Task inputs:
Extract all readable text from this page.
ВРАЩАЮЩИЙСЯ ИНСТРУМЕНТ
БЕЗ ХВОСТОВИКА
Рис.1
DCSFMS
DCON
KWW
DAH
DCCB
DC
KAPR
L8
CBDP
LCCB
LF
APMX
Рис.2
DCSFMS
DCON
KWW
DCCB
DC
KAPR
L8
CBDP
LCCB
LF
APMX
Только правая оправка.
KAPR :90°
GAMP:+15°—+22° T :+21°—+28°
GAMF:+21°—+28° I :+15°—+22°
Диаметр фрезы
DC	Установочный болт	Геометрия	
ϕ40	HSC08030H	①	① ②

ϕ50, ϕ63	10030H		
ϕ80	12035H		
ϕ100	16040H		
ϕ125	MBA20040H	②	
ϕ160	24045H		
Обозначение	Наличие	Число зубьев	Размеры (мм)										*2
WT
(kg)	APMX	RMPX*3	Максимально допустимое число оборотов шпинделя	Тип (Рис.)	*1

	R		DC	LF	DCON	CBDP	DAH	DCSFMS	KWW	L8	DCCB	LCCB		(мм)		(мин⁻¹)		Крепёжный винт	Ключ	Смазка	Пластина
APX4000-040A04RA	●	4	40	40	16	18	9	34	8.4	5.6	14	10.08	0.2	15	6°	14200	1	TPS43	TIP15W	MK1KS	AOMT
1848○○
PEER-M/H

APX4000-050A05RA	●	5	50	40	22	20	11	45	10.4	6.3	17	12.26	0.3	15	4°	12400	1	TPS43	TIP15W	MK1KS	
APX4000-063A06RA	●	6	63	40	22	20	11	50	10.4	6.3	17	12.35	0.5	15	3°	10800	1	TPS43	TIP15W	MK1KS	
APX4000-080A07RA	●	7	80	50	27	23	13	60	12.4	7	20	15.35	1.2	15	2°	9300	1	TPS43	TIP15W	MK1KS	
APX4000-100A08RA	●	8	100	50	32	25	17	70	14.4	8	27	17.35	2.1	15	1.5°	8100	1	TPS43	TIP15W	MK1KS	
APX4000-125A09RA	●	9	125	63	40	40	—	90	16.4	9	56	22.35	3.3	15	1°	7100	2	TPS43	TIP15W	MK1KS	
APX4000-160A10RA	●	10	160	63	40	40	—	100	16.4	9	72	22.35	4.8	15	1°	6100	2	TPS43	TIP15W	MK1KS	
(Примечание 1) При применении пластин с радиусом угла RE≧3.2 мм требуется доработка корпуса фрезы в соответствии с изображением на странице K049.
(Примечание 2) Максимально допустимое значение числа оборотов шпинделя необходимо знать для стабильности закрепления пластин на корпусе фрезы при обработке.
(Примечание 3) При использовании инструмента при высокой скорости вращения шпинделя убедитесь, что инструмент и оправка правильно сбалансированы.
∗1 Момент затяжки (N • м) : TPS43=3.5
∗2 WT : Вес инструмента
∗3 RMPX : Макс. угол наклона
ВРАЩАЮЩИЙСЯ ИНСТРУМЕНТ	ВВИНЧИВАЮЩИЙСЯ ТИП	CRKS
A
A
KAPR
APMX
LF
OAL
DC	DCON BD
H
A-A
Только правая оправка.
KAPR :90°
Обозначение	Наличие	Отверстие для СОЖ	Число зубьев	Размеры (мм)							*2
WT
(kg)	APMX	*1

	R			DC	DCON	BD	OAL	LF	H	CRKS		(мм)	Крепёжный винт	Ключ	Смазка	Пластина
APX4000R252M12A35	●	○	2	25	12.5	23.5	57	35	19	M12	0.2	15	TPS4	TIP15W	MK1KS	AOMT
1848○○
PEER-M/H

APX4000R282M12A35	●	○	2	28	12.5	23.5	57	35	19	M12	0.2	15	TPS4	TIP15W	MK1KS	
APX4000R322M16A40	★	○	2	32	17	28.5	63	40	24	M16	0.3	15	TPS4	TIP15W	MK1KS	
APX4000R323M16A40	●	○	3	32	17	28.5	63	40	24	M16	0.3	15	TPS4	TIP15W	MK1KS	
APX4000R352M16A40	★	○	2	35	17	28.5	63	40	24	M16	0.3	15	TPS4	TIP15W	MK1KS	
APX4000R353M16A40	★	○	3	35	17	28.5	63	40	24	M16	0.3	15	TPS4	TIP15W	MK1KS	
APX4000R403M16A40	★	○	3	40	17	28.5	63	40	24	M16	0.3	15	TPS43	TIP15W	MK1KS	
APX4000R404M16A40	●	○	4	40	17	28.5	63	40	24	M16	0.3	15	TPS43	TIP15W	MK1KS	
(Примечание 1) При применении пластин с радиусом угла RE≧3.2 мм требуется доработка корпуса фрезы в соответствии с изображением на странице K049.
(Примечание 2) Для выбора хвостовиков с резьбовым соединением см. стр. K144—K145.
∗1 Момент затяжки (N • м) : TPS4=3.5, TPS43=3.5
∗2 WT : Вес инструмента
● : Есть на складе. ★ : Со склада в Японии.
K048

Short problem: Nothing should be left out: return all of the records exactly.

Complete answer:
Extract all readable text from this page.
ВРАЩАЮЩИЙСЯ ИНСТРУМЕНТ
БЕЗ ХВОСТОВИКА
Рис.1
DCSFMS
DCON
KWW
DAH
DCCB
DC
KAPR
L8
CBDP
LCCB
LF
APMX
Рис.2
DCSFMS
DCON
KWW
DCCB
DC
KAPR
L8
CBDP
LCCB
LF
APMX
Только правая оправка.
KAPR :90°
GAMP:+15°—+22° T :+21°—+28°
GAMF:+21°—+28° I :+15°—+22°
Диаметр фрезы
DC	Установочный болт	Геометрия	
ϕ40	HSC08030H	①	① ②

ϕ50, ϕ63	10030H		
ϕ80	12035H		
ϕ100	16040H		
ϕ125	MBA20040H	②	
ϕ160	24045H		
Обозначение	Наличие	Число зубьев	Размеры (мм)										*2
WT
(kg)	APMX	RMPX*3	Максимально допустимое число оборотов шпинделя	Тип (Рис.)	*1

	R		DC	LF	DCON	CBDP	DAH	DCSFMS	KWW	L8	DCCB	LCCB		(мм)		(мин⁻¹)		Крепёжный винт	Ключ	Смазка	Пластина
APX4000-040A04RA	●	4	40	40	16	18	9	34	8.4	5.6	14	10.08	0.2	15	6°	14200	1	TPS43	TIP15W	MK1KS	AOMT
1848○○
PEER-M/H

APX4000-050A05RA	●	5	50	40	22	20	11	45	10.4	6.3	17	12.26	0.3	15	4°	12400	1	TPS43	TIP15W	MK1KS	
APX4000-063A06RA	●	6	63	40	22	20	11	50	10.4	6.3	17	12.35	0.5	15	3°	10800	1	TPS43	TIP15W	MK1KS	
APX4000-080A07RA	●	7	80	50	27	23	13	60	12.4	7	20	15.35	1.2	15	2°	9300	1	TPS43	TIP15W	MK1KS	
APX4000-100A08RA	●	8	100	50	32	25	17	70	14.4	8	27	17.35	2.1	15	1.5°	8100	1	TPS43	TIP15W	MK1KS	
APX4000-125A09RA	●	9	125	63	40	40	—	90	16.4	9	56	22.35	3.3	15	1°	7100	2	TPS43	TIP15W	MK1KS	
APX4000-160A10RA	●	10	160	63	40	40	—	100	16.4	9	72	22.35	4.8	15	1°	6100	2	TPS43	TIP15W	MK1KS	
(Примечание 1) При применении пластин с радиусом угла RE≧3.2 мм требуется доработка корпуса фрезы в соответствии с изображением на странице K049.
(Примечание 2) Максимально допустимое значение числа оборотов шпинделя необходимо знать для стабильности закрепления пластин на корпусе фрезы при обработке.
(Примечание 3) При использовании инструмента при высокой скорости вращения шпинделя убедитесь, что инструмент и оправка правильно сбалансированы.
∗1 Момент затяжки (N • м) : TPS43=3.5
∗2 WT : Вес инструмента
∗3 RMPX : Макс. угол наклона
ВРАЩАЮЩИЙСЯ ИНСТРУМЕНТ	ВВИНЧИВАЮЩИЙСЯ ТИП	CRKS
A
A
KAPR
APMX
LF
OAL
DC	DCON BD
H
A-A
Только правая оправка.
KAPR :90°
Обозначение	Наличие	Отверстие для СОЖ	Число зубьев	Размеры (мм)							*2
WT
(kg)	APMX	*1

	R			DC	DCON	BD	OAL	LF	H	CRKS		(мм)	Крепёжный винт	Ключ	Смазка	Пластина
APX4000R252M12A35	●	○	2	25	12.5	23.5	57	35	19	M12	0.2	15	TPS4	TIP15W	MK1KS	AOMT
1848○○
PEER-M/H

APX4000R282M12A35	●	○	2	28	12.5	23.5	57	35	19	M12	0.2	15	TPS4	TIP15W	MK1KS	
APX4000R322M16A40	★	○	2	32	17	28.5	63	40	24	M16	0.3	15	TPS4	TIP15W	MK1KS	
APX4000R323M16A40	●	○	3	32	17	28.5	63	40	24	M16	0.3	15	TPS4	TIP15W	MK1KS	
APX4000R352M16A40	★	○	2	35	17	28.5	63	40	24	M16	0.3	15	TPS4	TIP15W	MK1KS	
APX4000R353M16A40	★	○	3	35	17	28.5	63	40	24	M16	0.3	15	TPS4	TIP15W	MK1KS	
APX4000R403M16A40	★	○	3	40	17	28.5	63	40	24	M16	0.3	15	TPS43	TIP15W	MK1KS	
APX4000R404M16A40	●	○	4	40	17	28.5	63	40	24	M16	0.3	15	TPS43	TIP15W	MK1KS	
(Примечание 1) При применении пластин с радиусом угла RE≧3.2 мм требуется доработка корпуса фрезы в соответствии с изображением на странице K049.
(Примечание 2) Для выбора хвостовиков с резьбовым соединением см. стр. K144—K145.
∗1 Момент затяжки (N • м) : TPS4=3.5, TPS43=3.5
∗2 WT : Вес инструмента
● : Есть на складе. ★ : Со склада в Японии.
K048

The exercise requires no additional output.